#### What is being asked
Word for word, restate every line of the material.

#### Supplied data

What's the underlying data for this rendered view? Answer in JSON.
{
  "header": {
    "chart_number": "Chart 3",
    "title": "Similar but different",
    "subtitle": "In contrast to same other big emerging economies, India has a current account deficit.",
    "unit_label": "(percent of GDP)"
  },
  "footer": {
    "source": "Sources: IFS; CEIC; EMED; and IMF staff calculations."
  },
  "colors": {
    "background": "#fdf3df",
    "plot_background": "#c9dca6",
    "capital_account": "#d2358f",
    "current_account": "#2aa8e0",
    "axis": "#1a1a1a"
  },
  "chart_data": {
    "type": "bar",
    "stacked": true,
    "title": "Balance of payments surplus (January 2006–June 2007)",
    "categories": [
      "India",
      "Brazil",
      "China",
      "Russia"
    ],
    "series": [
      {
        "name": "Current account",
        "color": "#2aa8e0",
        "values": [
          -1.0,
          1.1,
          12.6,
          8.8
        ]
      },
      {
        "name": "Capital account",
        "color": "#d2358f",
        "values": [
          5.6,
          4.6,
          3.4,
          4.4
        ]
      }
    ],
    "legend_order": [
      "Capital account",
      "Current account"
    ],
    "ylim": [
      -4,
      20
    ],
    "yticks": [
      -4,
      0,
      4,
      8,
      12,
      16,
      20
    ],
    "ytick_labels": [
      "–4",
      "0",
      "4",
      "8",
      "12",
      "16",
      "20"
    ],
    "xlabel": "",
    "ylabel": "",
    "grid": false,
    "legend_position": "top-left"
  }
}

#### Task result
What's the underlying data for this rendered view? Answer in JSON.
{
  "header": {
    "chart_number": "Chart 3",
    "title": "Similar but different",
    "subtitle": "In contrast to same other big emerging economies, India has a current account deficit.",
    "unit_label": "(percent of GDP)"
  },
  "footer": {
    "source": "Sources: IFS; CEIC; EMED; and IMF staff calculations."
  },
  "colors": {
    "background": "#fdf3df",
    "plot_background": "#c9dca6",
    "capital_account": "#d2358f",
    "current_account": "#2aa8e0",
    "axis": "#1a1a1a"
  },
  "chart_data": {
    "type": "bar",
    "stacked": true,
    "title": "Balance of payments surplus (January 2006–June 2007)",
    "categories": [
      "India",
      "Brazil",
      "China",
      "Russia"
    ],
    "series": [
      {
        "name": "Current account",
        "color": "#2aa8e0",
        "values": [
          -1.0,
          1.1,
          12.6,
          8.8
        ]
      },
      {
        "name": "Capital account",
        "color": "#d2358f",
        "values": [
          5.6,
          4.6,
          3.4,
          4.4
        ]
      }
    ],
    "legend_order": [
      "Capital account",
      "Current account"
    ],
    "ylim": [
      -4,
      20
    ],
    "yticks": [
      -4,
      0,
      4,
      8,
      12,
      16,
      20
    ],
    "ytick_labels": [
      "–4",
      "0",
      "4",
      "8",
      "12",
      "16",
      "20"
    ],
    "xlabel": "",
    "ylabel": "",
    "grid": false,
    "legend_position": "top-left"
  }
}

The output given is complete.